**Task data**
--------------------------------

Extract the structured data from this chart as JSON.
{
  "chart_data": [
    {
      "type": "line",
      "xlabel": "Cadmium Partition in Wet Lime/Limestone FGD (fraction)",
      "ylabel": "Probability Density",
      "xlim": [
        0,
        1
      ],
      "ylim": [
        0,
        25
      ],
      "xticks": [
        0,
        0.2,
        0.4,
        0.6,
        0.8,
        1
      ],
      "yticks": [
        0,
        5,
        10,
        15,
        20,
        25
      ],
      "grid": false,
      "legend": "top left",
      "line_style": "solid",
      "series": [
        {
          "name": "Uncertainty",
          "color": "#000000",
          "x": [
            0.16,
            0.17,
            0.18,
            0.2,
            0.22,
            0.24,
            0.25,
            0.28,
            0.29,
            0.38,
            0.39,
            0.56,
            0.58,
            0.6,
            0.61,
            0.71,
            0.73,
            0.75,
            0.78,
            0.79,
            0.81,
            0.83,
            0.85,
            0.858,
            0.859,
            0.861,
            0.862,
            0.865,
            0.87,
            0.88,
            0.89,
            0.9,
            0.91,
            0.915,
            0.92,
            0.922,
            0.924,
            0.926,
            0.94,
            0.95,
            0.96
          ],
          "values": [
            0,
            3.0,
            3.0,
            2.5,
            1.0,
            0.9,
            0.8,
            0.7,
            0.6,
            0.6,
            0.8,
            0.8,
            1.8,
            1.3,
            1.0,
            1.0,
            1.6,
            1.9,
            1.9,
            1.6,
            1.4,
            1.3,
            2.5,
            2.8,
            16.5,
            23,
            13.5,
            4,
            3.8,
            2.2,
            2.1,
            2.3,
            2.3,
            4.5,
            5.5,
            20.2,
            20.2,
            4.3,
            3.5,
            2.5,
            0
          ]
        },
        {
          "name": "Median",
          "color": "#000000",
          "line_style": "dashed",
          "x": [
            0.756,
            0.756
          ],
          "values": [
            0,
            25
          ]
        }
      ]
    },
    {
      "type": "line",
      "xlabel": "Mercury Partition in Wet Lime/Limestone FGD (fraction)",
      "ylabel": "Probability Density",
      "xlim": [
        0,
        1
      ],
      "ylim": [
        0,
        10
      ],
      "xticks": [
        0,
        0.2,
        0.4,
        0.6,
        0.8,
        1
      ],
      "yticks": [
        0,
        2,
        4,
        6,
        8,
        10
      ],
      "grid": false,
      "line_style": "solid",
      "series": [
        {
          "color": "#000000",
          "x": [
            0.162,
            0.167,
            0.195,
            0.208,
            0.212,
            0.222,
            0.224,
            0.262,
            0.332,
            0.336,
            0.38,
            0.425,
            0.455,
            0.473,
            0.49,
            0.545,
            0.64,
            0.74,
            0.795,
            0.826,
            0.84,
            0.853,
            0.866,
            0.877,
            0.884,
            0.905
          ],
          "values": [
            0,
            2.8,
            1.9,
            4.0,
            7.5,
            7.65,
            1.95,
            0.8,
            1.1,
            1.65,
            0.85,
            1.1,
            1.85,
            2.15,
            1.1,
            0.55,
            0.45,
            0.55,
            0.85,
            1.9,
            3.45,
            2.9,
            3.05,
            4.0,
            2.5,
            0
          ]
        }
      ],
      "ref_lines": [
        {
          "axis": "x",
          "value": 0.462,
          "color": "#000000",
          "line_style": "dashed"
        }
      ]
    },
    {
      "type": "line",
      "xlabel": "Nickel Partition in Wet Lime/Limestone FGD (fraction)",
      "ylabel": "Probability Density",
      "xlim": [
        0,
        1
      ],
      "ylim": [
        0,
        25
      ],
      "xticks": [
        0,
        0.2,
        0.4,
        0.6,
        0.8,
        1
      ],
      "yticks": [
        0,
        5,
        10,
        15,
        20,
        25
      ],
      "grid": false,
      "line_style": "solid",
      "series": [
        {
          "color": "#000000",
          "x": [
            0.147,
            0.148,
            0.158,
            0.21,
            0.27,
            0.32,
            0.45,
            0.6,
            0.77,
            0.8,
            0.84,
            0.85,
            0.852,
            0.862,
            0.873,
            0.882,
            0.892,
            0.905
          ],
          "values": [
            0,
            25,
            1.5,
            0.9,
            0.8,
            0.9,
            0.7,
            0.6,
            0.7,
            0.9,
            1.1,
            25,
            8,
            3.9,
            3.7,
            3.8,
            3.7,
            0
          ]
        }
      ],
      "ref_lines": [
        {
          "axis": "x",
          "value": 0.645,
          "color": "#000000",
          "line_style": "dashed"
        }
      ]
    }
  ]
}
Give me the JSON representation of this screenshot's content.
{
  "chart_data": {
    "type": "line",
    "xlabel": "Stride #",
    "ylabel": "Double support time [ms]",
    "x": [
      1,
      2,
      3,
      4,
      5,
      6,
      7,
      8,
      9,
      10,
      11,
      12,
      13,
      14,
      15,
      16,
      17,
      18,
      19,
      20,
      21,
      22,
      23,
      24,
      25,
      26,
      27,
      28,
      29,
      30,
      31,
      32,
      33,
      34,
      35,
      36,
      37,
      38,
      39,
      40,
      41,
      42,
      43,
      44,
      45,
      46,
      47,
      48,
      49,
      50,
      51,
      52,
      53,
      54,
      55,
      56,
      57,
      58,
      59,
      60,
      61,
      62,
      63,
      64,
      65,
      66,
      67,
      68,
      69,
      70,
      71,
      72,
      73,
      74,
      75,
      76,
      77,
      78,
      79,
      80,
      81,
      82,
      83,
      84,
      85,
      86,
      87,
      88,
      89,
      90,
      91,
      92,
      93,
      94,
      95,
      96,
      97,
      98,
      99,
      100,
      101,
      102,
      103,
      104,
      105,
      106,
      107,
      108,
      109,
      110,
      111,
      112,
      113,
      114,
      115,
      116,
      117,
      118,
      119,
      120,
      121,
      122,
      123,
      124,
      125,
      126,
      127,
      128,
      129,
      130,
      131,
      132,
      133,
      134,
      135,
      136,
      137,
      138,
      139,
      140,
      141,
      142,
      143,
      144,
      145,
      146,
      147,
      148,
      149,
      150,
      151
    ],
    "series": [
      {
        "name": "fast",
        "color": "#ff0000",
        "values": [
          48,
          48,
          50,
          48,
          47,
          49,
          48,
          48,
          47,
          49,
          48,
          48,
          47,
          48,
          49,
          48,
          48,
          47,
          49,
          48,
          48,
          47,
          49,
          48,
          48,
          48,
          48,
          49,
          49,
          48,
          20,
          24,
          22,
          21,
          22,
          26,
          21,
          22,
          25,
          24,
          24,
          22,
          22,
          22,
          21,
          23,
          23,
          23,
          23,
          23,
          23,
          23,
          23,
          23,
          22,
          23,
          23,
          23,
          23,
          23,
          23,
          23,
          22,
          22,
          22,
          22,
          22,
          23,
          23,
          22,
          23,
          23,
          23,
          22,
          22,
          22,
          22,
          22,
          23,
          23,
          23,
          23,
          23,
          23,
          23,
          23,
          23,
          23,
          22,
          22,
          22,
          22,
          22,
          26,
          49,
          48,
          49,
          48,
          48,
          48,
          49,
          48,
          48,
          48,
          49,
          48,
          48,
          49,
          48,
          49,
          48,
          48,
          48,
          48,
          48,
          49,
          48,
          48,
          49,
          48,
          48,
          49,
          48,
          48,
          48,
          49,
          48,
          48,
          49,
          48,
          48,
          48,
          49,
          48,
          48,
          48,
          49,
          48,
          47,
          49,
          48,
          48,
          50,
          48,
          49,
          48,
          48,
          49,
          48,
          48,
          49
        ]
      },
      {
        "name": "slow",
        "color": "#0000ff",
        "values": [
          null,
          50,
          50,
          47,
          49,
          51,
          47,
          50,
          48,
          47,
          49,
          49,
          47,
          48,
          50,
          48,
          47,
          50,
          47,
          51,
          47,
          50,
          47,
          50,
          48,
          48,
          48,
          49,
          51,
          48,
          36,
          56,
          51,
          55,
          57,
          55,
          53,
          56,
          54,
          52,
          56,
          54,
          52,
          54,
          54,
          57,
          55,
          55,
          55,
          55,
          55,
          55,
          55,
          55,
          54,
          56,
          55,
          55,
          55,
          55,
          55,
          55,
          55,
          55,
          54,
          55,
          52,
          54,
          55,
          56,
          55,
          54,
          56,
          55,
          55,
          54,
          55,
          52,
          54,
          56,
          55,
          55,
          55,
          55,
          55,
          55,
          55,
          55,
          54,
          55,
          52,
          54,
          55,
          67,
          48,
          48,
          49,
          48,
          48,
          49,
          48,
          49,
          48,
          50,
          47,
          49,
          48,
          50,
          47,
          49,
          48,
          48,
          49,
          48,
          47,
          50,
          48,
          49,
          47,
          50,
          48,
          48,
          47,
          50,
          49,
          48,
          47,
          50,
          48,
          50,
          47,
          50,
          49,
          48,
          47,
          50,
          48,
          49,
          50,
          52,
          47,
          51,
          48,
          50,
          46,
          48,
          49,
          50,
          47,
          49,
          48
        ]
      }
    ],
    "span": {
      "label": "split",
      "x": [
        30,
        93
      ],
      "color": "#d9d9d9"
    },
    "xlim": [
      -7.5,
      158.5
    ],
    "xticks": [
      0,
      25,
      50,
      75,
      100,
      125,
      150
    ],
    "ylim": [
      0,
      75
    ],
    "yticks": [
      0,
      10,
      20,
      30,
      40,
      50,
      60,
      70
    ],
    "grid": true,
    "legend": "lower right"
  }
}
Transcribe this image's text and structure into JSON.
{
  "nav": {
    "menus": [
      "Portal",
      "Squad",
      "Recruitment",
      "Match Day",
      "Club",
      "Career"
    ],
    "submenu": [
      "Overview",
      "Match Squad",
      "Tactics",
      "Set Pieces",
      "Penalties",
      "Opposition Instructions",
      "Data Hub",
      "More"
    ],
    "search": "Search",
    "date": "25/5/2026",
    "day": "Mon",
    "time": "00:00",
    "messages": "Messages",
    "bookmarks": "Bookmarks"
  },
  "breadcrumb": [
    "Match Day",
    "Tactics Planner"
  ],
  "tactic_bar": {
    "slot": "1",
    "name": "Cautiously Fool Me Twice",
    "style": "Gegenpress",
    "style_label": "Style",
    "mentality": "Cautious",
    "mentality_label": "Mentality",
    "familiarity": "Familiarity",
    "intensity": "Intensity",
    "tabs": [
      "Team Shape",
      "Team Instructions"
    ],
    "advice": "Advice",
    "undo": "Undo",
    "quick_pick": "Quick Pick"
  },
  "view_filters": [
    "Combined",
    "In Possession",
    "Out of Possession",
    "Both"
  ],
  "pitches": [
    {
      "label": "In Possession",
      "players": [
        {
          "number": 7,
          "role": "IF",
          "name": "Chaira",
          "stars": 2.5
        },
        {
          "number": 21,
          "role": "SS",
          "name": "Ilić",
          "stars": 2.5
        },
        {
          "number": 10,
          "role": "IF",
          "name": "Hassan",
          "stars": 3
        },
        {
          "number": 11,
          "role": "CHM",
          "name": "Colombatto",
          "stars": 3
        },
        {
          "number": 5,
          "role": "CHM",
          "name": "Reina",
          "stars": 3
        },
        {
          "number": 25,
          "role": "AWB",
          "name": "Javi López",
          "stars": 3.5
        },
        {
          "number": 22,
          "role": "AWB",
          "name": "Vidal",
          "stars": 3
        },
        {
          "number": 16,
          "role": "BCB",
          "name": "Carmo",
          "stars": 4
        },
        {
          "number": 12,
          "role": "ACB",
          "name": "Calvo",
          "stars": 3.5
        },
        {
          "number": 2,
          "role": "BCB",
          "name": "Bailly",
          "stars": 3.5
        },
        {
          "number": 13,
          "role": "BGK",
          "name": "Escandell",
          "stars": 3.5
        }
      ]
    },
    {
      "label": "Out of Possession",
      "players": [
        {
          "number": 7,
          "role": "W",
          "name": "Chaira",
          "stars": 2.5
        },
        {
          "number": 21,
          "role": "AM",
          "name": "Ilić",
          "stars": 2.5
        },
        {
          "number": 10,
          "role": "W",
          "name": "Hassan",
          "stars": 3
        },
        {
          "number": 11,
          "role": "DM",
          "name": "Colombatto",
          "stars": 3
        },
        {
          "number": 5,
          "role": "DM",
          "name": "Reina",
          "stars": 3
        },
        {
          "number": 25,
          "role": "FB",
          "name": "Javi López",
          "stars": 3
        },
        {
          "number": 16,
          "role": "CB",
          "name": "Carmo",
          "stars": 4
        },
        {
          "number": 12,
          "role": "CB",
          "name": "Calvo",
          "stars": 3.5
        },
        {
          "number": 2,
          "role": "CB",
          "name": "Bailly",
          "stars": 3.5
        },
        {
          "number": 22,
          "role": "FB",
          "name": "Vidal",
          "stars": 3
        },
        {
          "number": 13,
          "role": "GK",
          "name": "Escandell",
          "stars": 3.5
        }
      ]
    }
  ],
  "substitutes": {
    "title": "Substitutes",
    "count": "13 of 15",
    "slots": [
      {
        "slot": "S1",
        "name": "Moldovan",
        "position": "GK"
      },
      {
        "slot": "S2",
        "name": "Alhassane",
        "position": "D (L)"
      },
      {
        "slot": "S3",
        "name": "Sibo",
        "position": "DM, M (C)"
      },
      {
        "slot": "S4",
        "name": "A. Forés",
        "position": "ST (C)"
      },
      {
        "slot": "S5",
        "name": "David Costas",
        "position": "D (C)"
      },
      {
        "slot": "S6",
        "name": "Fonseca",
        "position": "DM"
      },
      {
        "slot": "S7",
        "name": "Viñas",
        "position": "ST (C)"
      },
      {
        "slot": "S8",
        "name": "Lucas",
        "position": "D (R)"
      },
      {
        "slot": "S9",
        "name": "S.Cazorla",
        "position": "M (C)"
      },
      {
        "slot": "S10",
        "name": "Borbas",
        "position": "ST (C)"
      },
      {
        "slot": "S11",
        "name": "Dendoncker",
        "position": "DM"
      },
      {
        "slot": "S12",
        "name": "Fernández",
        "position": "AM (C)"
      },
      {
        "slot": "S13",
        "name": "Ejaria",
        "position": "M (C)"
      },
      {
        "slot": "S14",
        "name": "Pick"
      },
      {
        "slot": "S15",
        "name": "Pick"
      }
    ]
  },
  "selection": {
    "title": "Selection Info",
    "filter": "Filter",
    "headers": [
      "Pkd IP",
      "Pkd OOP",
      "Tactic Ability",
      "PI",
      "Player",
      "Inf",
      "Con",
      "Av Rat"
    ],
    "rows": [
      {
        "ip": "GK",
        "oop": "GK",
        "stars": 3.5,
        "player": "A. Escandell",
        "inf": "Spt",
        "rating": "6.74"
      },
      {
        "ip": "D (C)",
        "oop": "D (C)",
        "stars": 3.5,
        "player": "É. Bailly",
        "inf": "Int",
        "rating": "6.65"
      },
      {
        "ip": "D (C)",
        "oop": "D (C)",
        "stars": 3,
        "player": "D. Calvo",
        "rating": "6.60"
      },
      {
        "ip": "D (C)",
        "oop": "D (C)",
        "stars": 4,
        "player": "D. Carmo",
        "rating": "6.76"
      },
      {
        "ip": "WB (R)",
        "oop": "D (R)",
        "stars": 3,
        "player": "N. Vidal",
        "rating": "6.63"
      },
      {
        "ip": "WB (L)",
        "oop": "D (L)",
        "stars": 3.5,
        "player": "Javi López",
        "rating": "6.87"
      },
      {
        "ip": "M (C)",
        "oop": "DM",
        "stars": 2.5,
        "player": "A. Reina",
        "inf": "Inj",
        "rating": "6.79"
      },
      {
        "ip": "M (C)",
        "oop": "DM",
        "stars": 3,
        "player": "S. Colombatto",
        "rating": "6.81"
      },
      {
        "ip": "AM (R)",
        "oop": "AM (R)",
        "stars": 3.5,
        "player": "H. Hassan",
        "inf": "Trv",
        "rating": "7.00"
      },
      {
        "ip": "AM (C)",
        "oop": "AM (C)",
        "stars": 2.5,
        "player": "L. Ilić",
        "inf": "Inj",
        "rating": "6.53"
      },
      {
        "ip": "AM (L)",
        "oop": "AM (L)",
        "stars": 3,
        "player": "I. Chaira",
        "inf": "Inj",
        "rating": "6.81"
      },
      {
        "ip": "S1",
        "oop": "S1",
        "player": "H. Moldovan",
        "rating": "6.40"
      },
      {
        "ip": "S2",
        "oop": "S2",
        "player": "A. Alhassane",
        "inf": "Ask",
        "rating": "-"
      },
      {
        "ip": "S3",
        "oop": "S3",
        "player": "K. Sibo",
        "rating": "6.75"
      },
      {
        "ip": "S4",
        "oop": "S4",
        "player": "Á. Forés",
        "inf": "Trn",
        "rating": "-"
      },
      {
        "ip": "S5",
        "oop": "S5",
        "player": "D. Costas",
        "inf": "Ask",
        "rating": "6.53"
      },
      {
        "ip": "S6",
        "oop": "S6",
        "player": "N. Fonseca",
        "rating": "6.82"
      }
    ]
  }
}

--------------------------------

**Problem description**
In the listing above, how many lines hold the word "Possession"? Give the number and nothing more.

**Worked solution**
4